▶ _Work to be completed_
Can you give all the records again without altering a single character?

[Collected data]
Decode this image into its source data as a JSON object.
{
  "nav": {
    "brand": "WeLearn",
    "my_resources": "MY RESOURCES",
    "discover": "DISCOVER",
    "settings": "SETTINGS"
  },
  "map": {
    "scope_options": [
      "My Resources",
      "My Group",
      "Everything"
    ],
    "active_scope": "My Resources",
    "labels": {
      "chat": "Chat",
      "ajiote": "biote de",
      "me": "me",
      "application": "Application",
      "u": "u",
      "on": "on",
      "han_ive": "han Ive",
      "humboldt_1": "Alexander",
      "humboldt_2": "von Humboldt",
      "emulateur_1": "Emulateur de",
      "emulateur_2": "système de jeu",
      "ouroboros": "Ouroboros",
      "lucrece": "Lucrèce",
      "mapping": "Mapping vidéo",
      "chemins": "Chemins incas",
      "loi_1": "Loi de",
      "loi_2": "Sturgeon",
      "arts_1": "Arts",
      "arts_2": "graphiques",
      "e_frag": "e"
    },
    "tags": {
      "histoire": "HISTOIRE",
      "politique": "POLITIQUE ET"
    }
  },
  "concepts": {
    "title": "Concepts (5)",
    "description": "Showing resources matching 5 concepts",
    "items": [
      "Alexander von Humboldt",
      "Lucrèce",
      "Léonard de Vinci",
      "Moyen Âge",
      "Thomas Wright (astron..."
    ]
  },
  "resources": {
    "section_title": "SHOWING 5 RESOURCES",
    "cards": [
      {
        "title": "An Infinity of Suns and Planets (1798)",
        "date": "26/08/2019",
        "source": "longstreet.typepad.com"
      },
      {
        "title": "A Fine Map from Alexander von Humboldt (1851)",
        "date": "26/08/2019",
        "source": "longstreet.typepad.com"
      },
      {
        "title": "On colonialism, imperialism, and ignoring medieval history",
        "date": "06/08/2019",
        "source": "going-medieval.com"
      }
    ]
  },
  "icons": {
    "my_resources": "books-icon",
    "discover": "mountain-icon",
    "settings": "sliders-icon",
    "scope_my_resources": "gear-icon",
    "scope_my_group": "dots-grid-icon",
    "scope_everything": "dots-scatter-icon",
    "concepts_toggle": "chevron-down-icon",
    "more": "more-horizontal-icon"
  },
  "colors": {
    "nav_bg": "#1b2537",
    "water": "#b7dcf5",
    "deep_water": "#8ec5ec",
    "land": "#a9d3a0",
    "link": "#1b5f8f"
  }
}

▶ _Output for this task_
Decode this image into its source data as a JSON object.
{
  "nav": {
    "brand": "WeLearn",
    "my_resources": "MY RESOURCES",
    "discover": "DISCOVER",
    "settings": "SETTINGS"
  },
  "map": {
    "scope_options": [
      "My Resources",
      "My Group",
      "Everything"
    ],
    "active_scope": "My Resources",
    "labels": {
      "chat": "Chat",
      "ajiote": "biote de",
      "me": "me",
      "application": "Application",
      "u": "u",
      "on": "on",
      "han_ive": "han Ive",
      "humboldt_1": "Alexander",
      "humboldt_2": "von Humboldt",
      "emulateur_1": "Emulateur de",
      "emulateur_2": "système de jeu",
      "ouroboros": "Ouroboros",
      "lucrece": "Lucrèce",
      "mapping": "Mapping vidéo",
      "chemins": "Chemins incas",
      "loi_1": "Loi de",
      "loi_2": "Sturgeon",
      "arts_1": "Arts",
      "arts_2": "graphiques",
      "e_frag": "e"
    },
    "tags": {
      "histoire": "HISTOIRE",
      "politique": "POLITIQUE ET"
    }
  },
  "concepts": {
    "title": "Concepts (5)",
    "description": "Showing resources matching 5 concepts",
    "items": [
      "Alexander von Humboldt",
      "Lucrèce",
      "Léonard de Vinci",
      "Moyen Âge",
      "Thomas Wright (astron..."
    ]
  },
  "resources": {
    "section_title": "SHOWING 5 RESOURCES",
    "cards": [
      {
        "title": "An Infinity of Suns and Planets (1798)",
        "date": "26/08/2019",
        "source": "longstreet.typepad.com"
      },
      {
        "title": "A Fine Map from Alexander von Humboldt (1851)",
        "date": "26/08/2019",
        "source": "longstreet.typepad.com"
      },
      {
        "title": "On colonialism, imperialism, and ignoring medieval history",
        "date": "06/08/2019",
        "source": "going-medieval.com"
      }
    ]
  },
  "icons": {
    "my_resources": "books-icon",
    "discover": "mountain-icon",
    "settings": "sliders-icon",
    "scope_my_resources": "gear-icon",
    "scope_my_group": "dots-grid-icon",
    "scope_everything": "dots-scatter-icon",
    "concepts_toggle": "chevron-down-icon",
    "more": "more-horizontal-icon"
  },
  "colors": {
    "nav_bg": "#1b2537",
    "water": "#b7dcf5",
    "deep_water": "#8ec5ec",
    "land": "#a9d3a0",
    "link": "#1b5f8f"
  }
}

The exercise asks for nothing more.